### ACTION ITEM
Scan the data below for the string "procent". Show every line where it turns up.

%%

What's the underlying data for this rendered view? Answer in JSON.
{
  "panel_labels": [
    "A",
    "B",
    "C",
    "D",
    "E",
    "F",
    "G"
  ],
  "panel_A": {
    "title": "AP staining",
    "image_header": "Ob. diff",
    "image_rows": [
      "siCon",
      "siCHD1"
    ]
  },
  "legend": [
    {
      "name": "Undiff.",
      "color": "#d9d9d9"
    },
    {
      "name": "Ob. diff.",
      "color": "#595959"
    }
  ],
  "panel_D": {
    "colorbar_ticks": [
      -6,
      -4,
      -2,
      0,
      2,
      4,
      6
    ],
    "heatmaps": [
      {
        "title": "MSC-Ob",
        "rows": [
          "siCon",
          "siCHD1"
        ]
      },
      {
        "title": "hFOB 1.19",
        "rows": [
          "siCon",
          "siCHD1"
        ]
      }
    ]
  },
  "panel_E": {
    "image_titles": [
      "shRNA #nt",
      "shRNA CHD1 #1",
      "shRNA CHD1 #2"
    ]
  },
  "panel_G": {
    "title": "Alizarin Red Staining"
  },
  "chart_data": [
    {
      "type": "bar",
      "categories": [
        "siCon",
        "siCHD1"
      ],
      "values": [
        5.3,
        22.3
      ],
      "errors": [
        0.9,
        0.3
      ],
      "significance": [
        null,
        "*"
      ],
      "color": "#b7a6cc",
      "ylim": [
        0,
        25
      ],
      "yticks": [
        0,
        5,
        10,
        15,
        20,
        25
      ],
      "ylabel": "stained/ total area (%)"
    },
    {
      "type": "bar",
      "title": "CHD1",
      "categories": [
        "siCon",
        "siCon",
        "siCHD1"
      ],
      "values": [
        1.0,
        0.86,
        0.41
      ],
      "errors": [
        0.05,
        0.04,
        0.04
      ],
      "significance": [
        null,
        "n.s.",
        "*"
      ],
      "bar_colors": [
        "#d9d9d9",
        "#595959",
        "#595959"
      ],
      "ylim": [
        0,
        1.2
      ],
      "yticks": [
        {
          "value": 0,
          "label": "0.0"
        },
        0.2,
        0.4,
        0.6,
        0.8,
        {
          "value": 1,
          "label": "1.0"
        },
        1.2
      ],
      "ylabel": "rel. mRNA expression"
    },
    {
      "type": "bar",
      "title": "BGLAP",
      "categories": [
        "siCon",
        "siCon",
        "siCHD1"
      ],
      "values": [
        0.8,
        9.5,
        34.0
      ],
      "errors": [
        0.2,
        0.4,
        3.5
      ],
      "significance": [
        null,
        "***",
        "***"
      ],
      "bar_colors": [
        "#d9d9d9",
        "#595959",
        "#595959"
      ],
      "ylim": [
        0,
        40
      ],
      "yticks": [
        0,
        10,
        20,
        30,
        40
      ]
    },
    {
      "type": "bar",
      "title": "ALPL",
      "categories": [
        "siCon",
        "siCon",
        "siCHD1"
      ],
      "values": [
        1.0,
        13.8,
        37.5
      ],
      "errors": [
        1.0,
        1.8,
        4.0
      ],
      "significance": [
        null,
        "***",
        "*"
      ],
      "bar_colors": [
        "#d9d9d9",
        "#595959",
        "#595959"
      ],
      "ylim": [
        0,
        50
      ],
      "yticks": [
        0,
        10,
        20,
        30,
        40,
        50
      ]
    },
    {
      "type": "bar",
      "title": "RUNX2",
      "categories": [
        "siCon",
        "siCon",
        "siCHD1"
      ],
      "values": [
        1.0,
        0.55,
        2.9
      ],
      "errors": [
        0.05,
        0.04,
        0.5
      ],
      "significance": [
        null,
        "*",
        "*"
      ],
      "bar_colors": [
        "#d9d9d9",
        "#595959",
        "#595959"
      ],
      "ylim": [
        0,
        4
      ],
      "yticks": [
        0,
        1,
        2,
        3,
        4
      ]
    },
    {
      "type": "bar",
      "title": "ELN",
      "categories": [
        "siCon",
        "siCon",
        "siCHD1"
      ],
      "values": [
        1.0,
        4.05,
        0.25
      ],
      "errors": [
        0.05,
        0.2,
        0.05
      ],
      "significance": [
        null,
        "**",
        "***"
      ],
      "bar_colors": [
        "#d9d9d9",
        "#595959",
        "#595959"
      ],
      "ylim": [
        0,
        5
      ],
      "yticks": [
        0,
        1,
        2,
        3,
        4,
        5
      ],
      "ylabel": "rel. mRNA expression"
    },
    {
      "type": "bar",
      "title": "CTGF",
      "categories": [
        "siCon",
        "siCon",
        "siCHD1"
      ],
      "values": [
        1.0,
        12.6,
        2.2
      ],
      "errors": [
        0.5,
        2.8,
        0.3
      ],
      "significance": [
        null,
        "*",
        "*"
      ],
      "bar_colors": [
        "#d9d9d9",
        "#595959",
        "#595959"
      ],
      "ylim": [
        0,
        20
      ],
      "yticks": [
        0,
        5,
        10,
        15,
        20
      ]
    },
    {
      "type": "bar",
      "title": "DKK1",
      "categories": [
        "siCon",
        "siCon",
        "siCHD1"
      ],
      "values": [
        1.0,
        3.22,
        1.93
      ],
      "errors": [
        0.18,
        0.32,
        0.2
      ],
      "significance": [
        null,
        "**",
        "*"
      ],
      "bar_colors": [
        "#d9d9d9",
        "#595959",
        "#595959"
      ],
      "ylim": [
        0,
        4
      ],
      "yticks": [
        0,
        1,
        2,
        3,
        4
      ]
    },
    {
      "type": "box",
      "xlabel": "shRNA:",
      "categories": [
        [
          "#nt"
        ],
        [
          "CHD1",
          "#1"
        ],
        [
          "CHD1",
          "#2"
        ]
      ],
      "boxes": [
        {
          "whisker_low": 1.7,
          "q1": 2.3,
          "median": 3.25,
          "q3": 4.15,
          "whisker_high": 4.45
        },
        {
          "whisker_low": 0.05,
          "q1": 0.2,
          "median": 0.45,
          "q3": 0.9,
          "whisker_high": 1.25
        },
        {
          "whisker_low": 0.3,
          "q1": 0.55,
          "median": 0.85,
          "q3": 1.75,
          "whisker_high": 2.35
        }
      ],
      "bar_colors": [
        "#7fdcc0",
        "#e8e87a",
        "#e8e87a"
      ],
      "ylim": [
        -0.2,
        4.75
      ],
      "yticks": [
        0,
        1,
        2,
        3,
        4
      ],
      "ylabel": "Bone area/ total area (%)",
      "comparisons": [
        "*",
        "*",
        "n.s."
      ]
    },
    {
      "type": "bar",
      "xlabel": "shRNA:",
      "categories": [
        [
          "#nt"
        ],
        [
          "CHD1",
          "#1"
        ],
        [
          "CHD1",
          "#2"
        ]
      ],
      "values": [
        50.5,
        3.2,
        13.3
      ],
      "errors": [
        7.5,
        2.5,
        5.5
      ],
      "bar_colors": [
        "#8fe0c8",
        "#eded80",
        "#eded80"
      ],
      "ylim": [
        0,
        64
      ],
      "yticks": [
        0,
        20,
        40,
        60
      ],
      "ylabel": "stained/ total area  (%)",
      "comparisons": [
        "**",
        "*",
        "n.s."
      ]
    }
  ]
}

%%
%%

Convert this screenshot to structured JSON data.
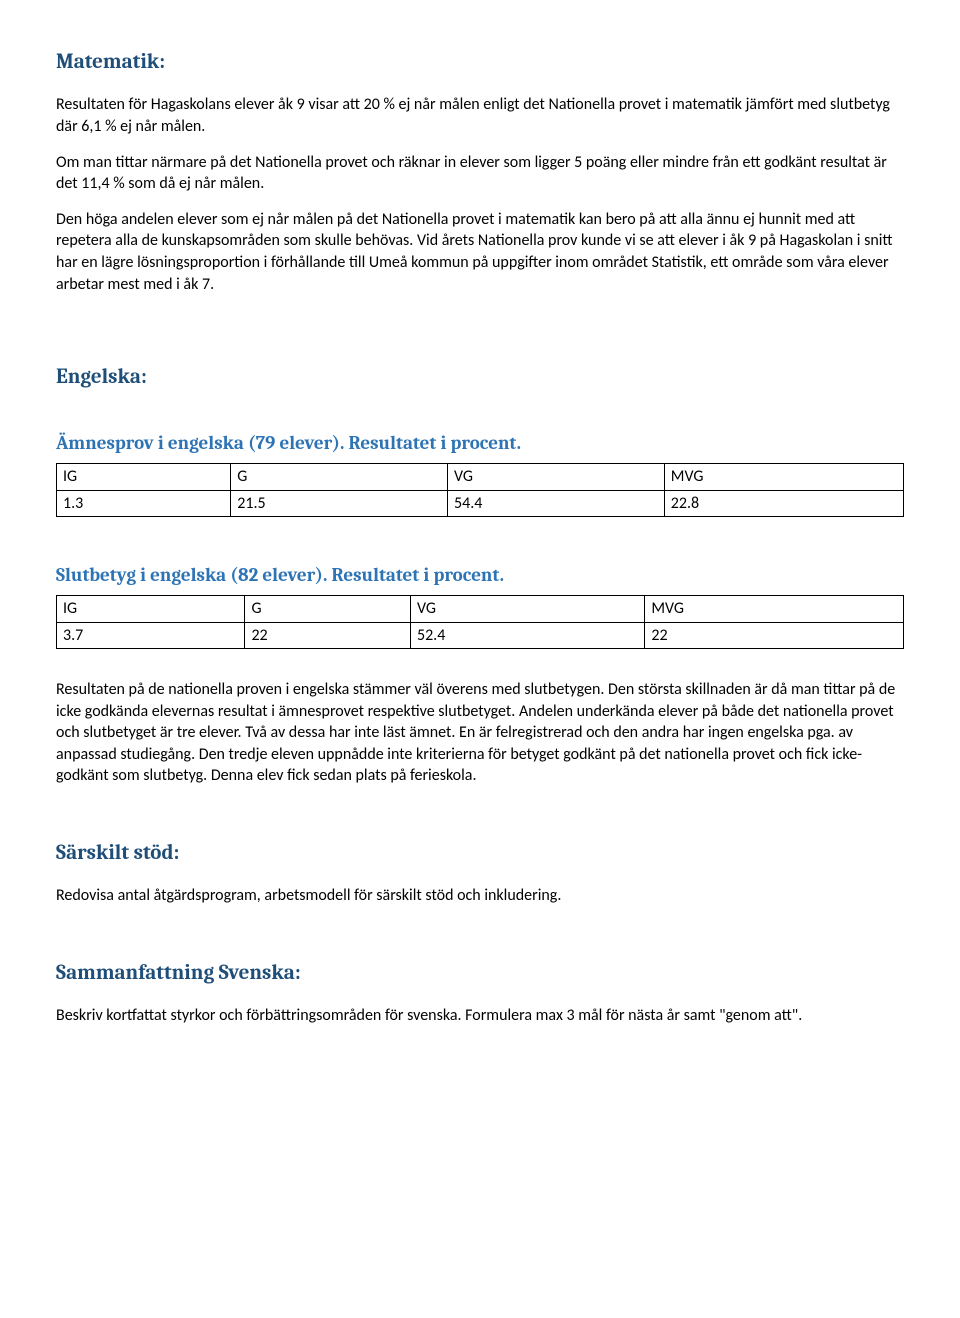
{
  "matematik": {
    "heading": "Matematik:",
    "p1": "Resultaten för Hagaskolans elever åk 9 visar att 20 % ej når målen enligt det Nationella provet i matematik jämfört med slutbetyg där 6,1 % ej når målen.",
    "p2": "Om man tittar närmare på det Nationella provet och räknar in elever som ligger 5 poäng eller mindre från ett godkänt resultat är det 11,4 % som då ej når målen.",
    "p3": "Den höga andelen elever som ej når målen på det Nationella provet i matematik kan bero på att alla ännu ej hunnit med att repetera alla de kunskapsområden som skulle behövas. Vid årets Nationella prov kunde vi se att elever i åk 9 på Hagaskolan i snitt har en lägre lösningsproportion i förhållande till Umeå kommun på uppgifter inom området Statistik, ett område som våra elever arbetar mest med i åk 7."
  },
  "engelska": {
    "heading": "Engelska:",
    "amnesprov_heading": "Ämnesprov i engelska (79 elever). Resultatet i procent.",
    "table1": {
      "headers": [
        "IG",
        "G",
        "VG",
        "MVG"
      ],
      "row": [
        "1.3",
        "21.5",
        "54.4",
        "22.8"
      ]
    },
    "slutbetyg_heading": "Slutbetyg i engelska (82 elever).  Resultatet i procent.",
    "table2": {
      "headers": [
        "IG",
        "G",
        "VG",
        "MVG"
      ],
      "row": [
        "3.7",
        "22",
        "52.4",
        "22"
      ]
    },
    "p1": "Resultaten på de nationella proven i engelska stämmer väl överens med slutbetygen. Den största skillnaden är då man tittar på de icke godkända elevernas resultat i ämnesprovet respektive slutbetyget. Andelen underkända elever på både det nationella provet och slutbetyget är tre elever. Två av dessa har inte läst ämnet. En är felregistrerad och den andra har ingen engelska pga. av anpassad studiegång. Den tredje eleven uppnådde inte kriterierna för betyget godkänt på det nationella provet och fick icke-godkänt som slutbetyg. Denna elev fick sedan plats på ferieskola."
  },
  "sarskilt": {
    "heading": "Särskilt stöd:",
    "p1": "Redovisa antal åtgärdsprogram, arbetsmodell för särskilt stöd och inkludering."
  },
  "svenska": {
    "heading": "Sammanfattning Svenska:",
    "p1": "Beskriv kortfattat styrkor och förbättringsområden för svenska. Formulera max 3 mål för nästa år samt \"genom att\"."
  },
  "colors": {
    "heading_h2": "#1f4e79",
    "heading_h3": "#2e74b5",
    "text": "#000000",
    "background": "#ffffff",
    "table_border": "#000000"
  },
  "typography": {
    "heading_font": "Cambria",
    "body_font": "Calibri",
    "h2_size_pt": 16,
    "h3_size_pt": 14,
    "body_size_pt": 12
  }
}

%%

### EXERCISE SOLUTION
    "amnesprov_heading": "Ämnesprov i engelska (79 elever). Resultatet i procent.",
    "slutbetyg_heading": "Slutbetyg i engelska (82 elever).  Resultatet i procent.",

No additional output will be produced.